● **INSTRUCTIONS FOR THE TASK**
Please write out the complete listing that follows, exactly as it reads.
------ DATA SHOWN
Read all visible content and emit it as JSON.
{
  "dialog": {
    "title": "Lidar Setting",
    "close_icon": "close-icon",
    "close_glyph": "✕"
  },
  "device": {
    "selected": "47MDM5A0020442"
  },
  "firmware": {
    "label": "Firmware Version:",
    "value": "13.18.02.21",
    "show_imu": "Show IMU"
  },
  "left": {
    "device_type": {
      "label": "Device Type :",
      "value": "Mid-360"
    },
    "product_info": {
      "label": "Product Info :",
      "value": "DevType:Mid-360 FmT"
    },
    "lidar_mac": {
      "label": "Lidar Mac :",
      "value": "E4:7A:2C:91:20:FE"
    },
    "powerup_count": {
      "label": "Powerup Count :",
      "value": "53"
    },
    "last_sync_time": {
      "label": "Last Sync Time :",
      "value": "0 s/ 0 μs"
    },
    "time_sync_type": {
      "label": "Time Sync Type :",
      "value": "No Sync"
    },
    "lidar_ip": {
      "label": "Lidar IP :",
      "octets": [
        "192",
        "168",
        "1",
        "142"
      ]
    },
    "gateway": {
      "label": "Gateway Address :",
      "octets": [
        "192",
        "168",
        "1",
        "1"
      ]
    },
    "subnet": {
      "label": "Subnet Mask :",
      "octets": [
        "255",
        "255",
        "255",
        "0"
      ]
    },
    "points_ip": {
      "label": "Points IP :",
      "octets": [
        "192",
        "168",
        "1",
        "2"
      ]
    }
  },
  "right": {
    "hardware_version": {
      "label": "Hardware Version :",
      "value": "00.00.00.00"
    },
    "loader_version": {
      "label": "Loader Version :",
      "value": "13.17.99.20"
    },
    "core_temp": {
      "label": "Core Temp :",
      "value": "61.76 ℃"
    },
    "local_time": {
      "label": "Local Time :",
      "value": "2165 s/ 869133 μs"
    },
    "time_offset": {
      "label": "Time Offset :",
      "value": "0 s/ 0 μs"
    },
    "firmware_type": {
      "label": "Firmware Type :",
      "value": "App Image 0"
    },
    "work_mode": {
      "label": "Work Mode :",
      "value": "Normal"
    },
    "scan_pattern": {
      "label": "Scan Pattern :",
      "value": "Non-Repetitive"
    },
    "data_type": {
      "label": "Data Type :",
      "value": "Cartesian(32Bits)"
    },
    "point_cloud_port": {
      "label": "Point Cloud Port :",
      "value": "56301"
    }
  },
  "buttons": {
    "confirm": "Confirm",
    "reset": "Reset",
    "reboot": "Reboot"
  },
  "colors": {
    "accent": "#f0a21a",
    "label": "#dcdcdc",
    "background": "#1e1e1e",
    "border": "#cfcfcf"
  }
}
------------
● **EXPECTED OUTPUT**
Read all visible content and emit it as JSON.
{
  "dialog": {
    "title": "Lidar Setting",
    "close_icon": "close-icon",
    "close_glyph": "✕"
  },
  "device": {
    "selected": "47MDM5A0020442"
  },
  "firmware": {
    "label": "Firmware Version:",
    "value": "13.18.02.21",
    "show_imu": "Show IMU"
  },
  "left": {
    "device_type": {
      "label": "Device Type :",
      "value": "Mid-360"
    },
    "product_info": {
      "label": "Product Info :",
      "value": "DevType:Mid-360 FmT"
    },
    "lidar_mac": {
      "label": "Lidar Mac :",
      "value": "E4:7A:2C:91:20:FE"
    },
    "powerup_count": {
      "label": "Powerup Count :",
      "value": "53"
    },
    "last_sync_time": {
      "label": "Last Sync Time :",
      "value": "0 s/ 0 μs"
    },
    "time_sync_type": {
      "label": "Time Sync Type :",
      "value": "No Sync"
    },
    "lidar_ip": {
      "label": "Lidar IP :",
      "octets": [
        "192",
        "168",
        "1",
        "142"
      ]
    },
    "gateway": {
      "label": "Gateway Address :",
      "octets": [
        "192",
        "168",
        "1",
        "1"
      ]
    },
    "subnet": {
      "label": "Subnet Mask :",
      "octets": [
        "255",
        "255",
        "255",
        "0"
      ]
    },
    "points_ip": {
      "label": "Points IP :",
      "octets": [
        "192",
        "168",
        "1",
        "2"
      ]
    }
  },
  "right": {
    "hardware_version": {
      "label": "Hardware Version :",
      "value": "00.00.00.00"
    },
    "loader_version": {
      "label": "Loader Version :",
      "value": "13.17.99.20"
    },
    "core_temp": {
      "label": "Core Temp :",
      "value": "61.76 ℃"
    },
    "local_time": {
      "label": "Local Time :",
      "value": "2165 s/ 869133 μs"
    },
    "time_offset": {
      "label": "Time Offset :",
      "value": "0 s/ 0 μs"
    },
    "firmware_type": {
      "label": "Firmware Type :",
      "value": "App Image 0"
    },
    "work_mode": {
      "label": "Work Mode :",
      "value": "Normal"
    },
    "scan_pattern": {
      "label": "Scan Pattern :",
      "value": "Non-Repetitive"
    },
    "data_type": {
      "label": "Data Type :",
      "value": "Cartesian(32Bits)"
    },
    "point_cloud_port": {
      "label": "Point Cloud Port :",
      "value": "56301"
    }
  },
  "buttons": {
    "confirm": "Confirm",
    "reset": "Reset",
    "reboot": "Reboot"
  },
  "colors": {
    "accent": "#f0a21a",
    "label": "#dcdcdc",
    "background": "#1e1e1e",
    "border": "#cfcfcf"
  }
}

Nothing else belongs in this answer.